(Objective): Write the line that includes "What text is on this page?" and all subsequent lines, exactly as written, and nothing more.

(Information supplied):
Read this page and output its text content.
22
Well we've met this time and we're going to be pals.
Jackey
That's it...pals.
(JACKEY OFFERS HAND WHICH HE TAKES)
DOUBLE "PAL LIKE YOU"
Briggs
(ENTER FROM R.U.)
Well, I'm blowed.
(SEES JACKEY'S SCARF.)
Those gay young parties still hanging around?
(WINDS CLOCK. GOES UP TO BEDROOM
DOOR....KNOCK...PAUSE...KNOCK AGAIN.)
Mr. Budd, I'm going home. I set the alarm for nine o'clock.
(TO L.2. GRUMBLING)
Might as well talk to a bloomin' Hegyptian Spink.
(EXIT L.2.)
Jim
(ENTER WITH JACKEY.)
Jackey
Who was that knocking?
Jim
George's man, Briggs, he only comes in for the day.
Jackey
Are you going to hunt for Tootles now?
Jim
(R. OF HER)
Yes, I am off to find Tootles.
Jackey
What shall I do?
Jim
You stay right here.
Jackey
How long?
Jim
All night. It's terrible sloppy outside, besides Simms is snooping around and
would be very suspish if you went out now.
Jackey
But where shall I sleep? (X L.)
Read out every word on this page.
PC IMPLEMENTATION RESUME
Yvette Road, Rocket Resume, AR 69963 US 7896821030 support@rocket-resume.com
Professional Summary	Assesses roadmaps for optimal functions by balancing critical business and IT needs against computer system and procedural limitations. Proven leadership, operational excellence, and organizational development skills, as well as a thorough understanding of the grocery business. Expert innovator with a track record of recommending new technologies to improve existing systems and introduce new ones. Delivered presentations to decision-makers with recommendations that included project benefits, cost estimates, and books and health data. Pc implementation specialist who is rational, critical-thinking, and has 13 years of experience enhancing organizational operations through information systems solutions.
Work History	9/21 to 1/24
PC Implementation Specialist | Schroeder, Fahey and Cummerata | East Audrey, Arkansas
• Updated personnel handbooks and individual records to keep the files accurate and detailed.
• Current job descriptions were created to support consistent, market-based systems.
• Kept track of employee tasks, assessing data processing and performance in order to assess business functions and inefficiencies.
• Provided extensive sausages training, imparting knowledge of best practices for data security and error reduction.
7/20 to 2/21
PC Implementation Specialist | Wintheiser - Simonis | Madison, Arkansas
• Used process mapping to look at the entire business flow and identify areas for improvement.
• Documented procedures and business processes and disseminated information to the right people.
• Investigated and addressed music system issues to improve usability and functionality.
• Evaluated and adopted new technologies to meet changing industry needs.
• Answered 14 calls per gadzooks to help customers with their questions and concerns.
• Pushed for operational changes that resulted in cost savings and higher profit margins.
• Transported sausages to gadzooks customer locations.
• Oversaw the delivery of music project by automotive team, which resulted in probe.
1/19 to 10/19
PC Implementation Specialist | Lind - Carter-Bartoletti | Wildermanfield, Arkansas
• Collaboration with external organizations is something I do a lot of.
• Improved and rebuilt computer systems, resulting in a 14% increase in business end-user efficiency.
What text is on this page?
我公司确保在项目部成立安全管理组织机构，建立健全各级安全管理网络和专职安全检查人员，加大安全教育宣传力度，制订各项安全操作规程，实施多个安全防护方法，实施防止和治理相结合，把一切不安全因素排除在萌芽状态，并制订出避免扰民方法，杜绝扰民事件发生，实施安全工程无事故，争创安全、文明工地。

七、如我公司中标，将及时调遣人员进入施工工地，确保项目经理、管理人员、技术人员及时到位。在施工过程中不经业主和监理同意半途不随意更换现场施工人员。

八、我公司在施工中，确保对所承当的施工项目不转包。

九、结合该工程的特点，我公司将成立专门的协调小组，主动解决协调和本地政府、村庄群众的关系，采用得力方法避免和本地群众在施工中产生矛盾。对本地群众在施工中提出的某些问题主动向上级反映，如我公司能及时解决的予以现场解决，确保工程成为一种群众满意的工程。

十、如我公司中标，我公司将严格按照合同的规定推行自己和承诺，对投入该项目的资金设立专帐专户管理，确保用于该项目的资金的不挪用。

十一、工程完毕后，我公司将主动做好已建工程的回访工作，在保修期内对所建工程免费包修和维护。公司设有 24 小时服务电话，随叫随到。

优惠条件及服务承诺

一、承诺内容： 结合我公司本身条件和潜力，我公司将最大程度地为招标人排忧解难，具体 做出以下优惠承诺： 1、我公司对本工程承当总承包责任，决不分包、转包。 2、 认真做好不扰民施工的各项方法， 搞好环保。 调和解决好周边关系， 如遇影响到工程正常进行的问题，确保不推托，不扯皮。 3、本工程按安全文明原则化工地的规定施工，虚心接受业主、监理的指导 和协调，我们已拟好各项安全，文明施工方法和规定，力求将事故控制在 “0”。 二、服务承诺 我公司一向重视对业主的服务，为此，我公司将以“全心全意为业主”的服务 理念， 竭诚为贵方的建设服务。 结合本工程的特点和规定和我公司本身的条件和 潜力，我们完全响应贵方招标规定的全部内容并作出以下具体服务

(Full answer):
What text is on this page?
我公司确保在项目部成立安全管理组织机构，建立健全各级安全管理网络和专职安全检查人员，加大安全教育宣传力度，制订各项安全操作规程，实施多个安全防护方法，实施防止和治理相结合，把一切不安全因素排除在萌芽状态，并制订出避免扰民方法，杜绝扰民事件发生，实施安全工程无事故，争创安全、文明工地。

七、如我公司中标，将及时调遣人员进入施工工地，确保项目经理、管理人员、技术人员及时到位。在施工过程中不经业主和监理同意半途不随意更换现场施工人员。

八、我公司在施工中，确保对所承当的施工项目不转包。

九、结合该工程的特点，我公司将成立专门的协调小组，主动解决协调和本地政府、村庄群众的关系，采用得力方法避免和本地群众在施工中产生矛盾。对本地群众在施工中提出的某些问题主动向上级反映，如我公司能及时解决的予以现场解决，确保工程成为一种群众满意的工程。

十、如我公司中标，我公司将严格按照合同的规定推行自己和承诺，对投入该项目的资金设立专帐专户管理，确保用于该项目的资金的不挪用。

十一、工程完毕后，我公司将主动做好已建工程的回访工作，在保修期内对所建工程免费包修和维护。公司设有 24 小时服务电话，随叫随到。

优惠条件及服务承诺

一、承诺内容： 结合我公司本身条件和潜力，我公司将最大程度地为招标人排忧解难，具体 做出以下优惠承诺： 1、我公司对本工程承当总承包责任，决不分包、转包。 2、 认真做好不扰民施工的各项方法， 搞好环保。 调和解决好周边关系， 如遇影响到工程正常进行的问题，确保不推托，不扯皮。 3、本工程按安全文明原则化工地的规定施工，虚心接受业主、监理的指导 和协调，我们已拟好各项安全，文明施工方法和规定，力求将事故控制在 “0”。 二、服务承诺 我公司一向重视对业主的服务，为此，我公司将以“全心全意为业主”的服务 理念， 竭诚为贵方的建设服务。 结合本工程的特点和规定和我公司本身的条件和 潜力，我们完全响应贵方招标规定的全部内容并作出以下具体服务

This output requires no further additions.